*Given information*:
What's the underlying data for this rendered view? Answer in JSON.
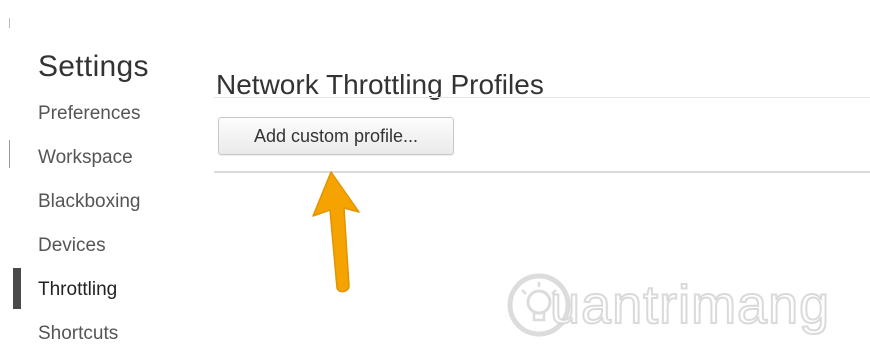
{
  "sidebar": {
    "title": "Settings",
    "items": [
      {
        "label": "Preferences"
      },
      {
        "label": "Workspace"
      },
      {
        "label": "Blackboxing"
      },
      {
        "label": "Devices"
      },
      {
        "label": "Throttling",
        "active": true
      },
      {
        "label": "Shortcuts"
      }
    ]
  },
  "main": {
    "title": "Network Throttling Profiles",
    "add_button_label": "Add custom profile..."
  },
  "annotation": {
    "arrow_icon": "arrow-up-icon",
    "arrow_color": "#F5A300"
  },
  "watermark": {
    "text": "uantrimang",
    "icon": "lightbulb-icon"
  },
  "colors": {
    "active_marker": "#4A4A4A",
    "divider": "#DADADA",
    "text": "#333333"
  }
}
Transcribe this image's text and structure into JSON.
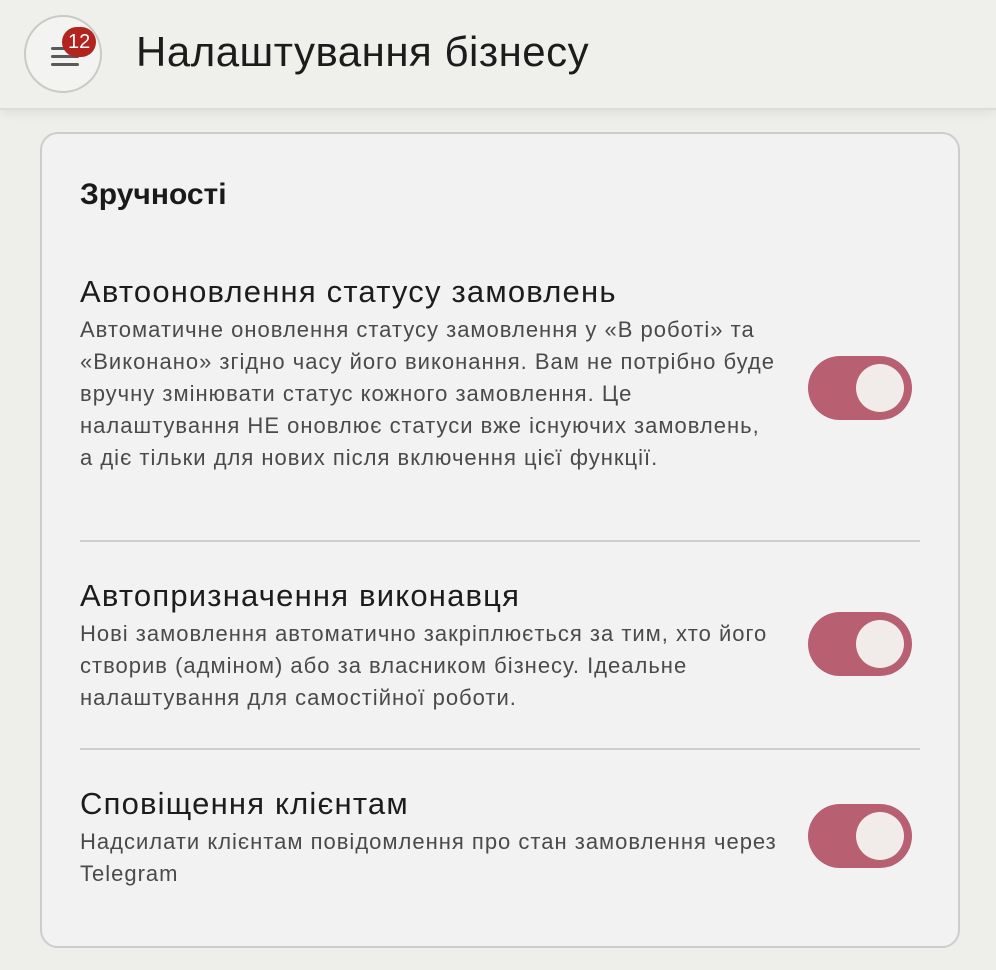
{
  "header": {
    "title": "Налаштування бізнесу",
    "menu_icon": "hamburger-menu-icon",
    "badge_count": "12",
    "badge_color": "#b3241f"
  },
  "section": {
    "title": "Зручності",
    "settings": [
      {
        "title": "Автооновлення статусу замовлень",
        "description": "Автоматичне оновлення статусу замовлення у «В роботі» та «Виконано» згідно часу його виконання. Вам не потрібно буде вручну змінювати статус кожного замовлення. Це налаштування НЕ оновлює статуси вже існуючих замовлень, а діє тільки для нових після включення цієї функції.",
        "enabled": true
      },
      {
        "title": "Автопризначення виконавця",
        "description": "Нові замовлення автоматично закріплюється за тим, хто його створив (адміном) або за власником бізнесу. Ідеальне налаштування для самостійної роботи.",
        "enabled": true
      },
      {
        "title": "Сповіщення клієнтам",
        "description": "Надсилати клієнтам повідомлення про стан замовлення через Telegram",
        "enabled": true
      }
    ]
  },
  "colors": {
    "toggle_on": "#b85f72",
    "toggle_knob": "#f1ece9"
  }
}
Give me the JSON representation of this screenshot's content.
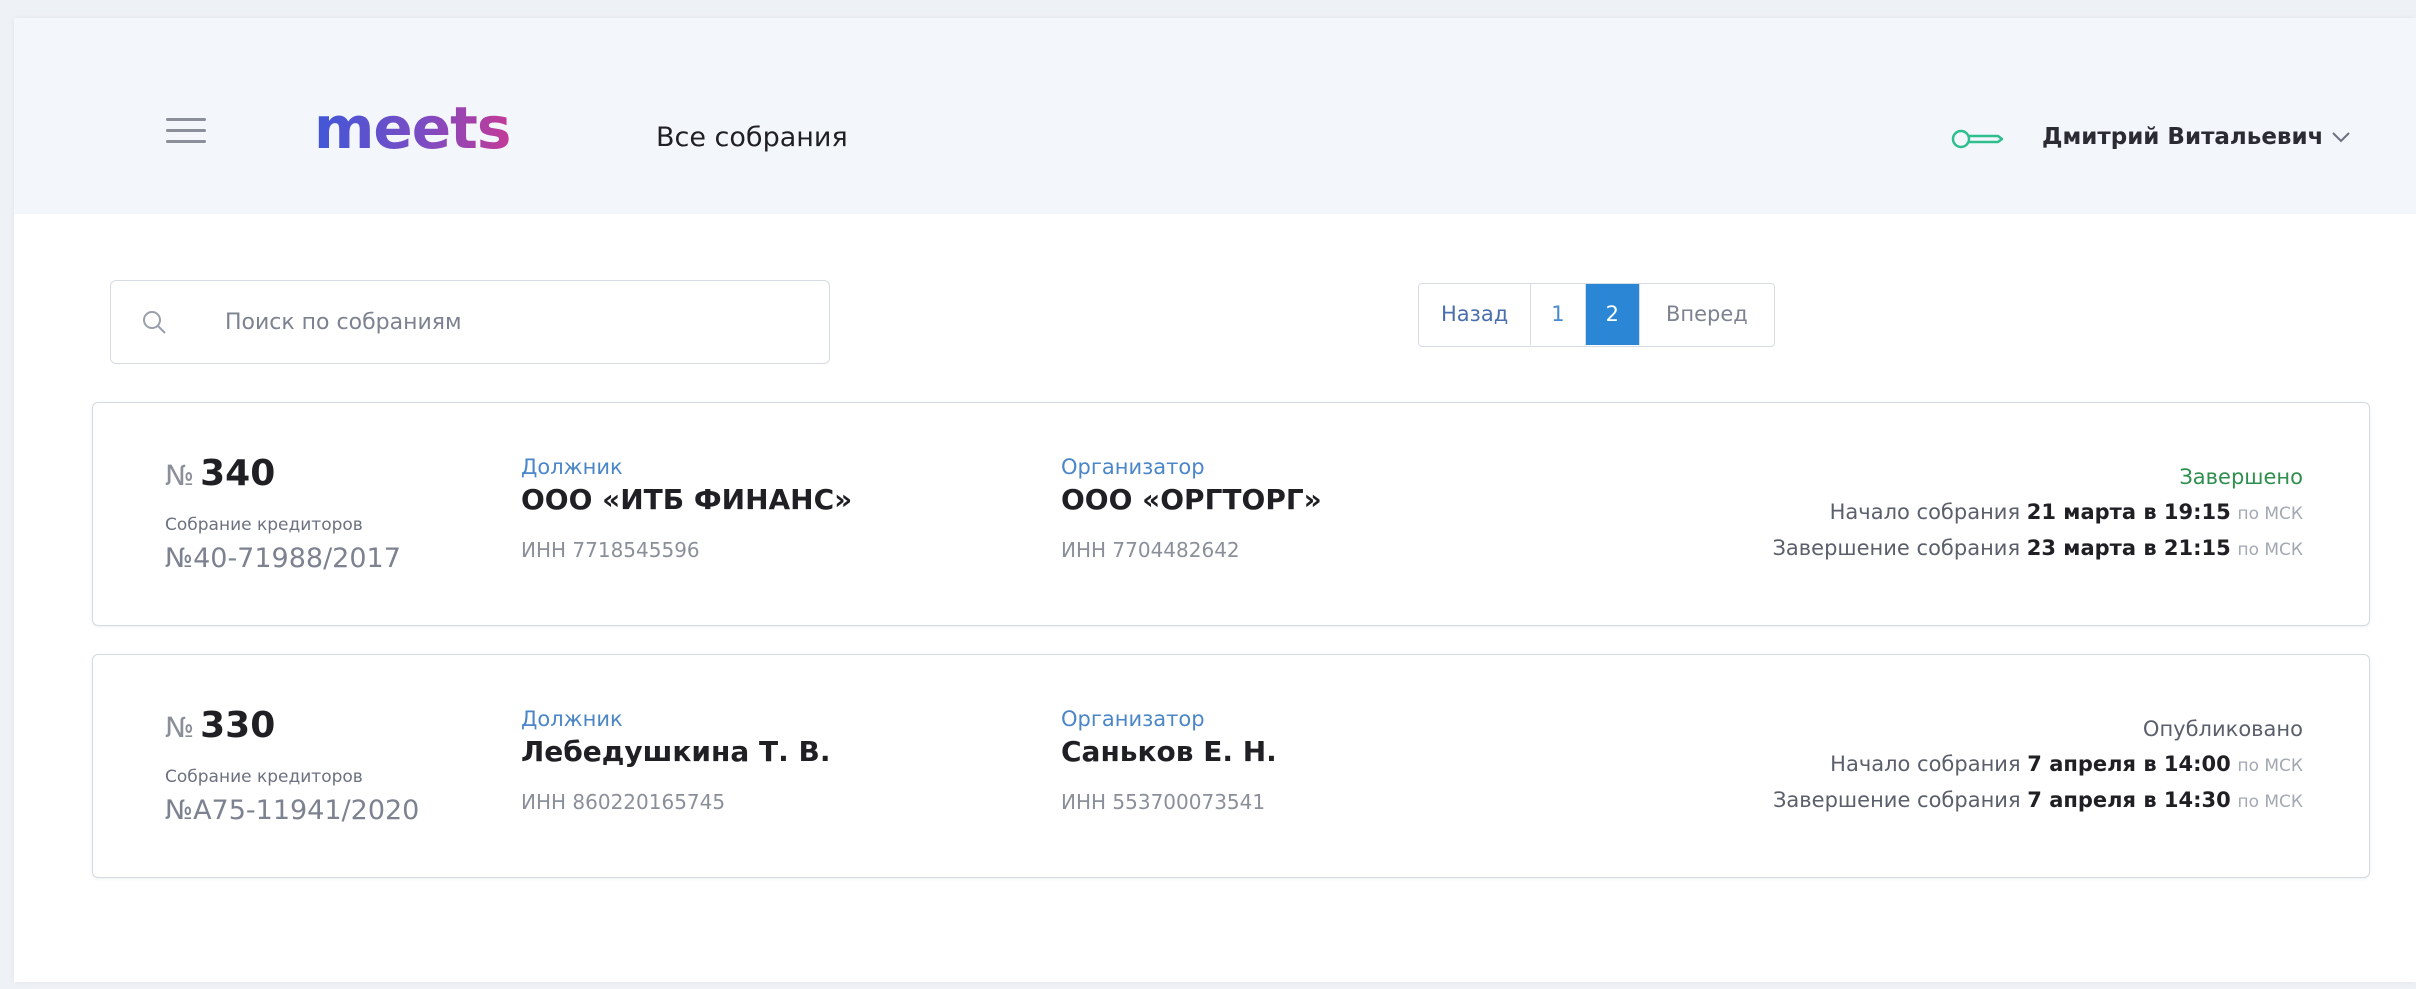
{
  "header": {
    "logo": "meets",
    "title": "Все собрания",
    "user_name": "Дмитрий Витальевич"
  },
  "search": {
    "placeholder": "Поиск по собраниям"
  },
  "pagination": {
    "prev": "Назад",
    "pages": [
      "1",
      "2"
    ],
    "active_page": "2",
    "next": "Вперед"
  },
  "colors": {
    "accent": "#2b86d6",
    "status_done": "#2f8f4e",
    "label": "#4a86c8"
  },
  "meetings": [
    {
      "no_prefix": "№",
      "number": "340",
      "type": "Собрание кредиторов",
      "case": "№40-71988/2017",
      "debtor_label": "Должник",
      "debtor": "ООО «ИТБ ФИНАНС»",
      "debtor_inn": "ИНН  7718545596",
      "org_label": "Организатор",
      "organizer": "ООО «ОРГТОРГ»",
      "org_inn": "ИНН  7704482642",
      "status": "Завершено",
      "start_label": "Начало собрания",
      "start": "21 марта в 19:15",
      "end_label": "Завершение собрания",
      "end": "23 марта в 21:15",
      "tz": "по МСК"
    },
    {
      "no_prefix": "№",
      "number": "330",
      "type": "Собрание кредиторов",
      "case": "№А75-11941/2020",
      "debtor_label": "Должник",
      "debtor": "Лебедушкина Т. В.",
      "debtor_inn": "ИНН  860220165745",
      "org_label": "Организатор",
      "organizer": "Саньков Е. Н.",
      "org_inn": "ИНН  553700073541",
      "status": "Опубликовано",
      "start_label": "Начало собрания",
      "start": "7 апреля в 14:00",
      "end_label": "Завершение собрания",
      "end": "7 апреля в 14:30",
      "tz": "по МСК"
    }
  ]
}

*Set exercise*: Filter the data, keeping only the lines that contain "icon".

*Answer to the exercise*:
    "arrow_icon": "arrow-up-icon",
    "icon": "lightbulb-icon"
    "menu_icon": "hamburger-menu-icon",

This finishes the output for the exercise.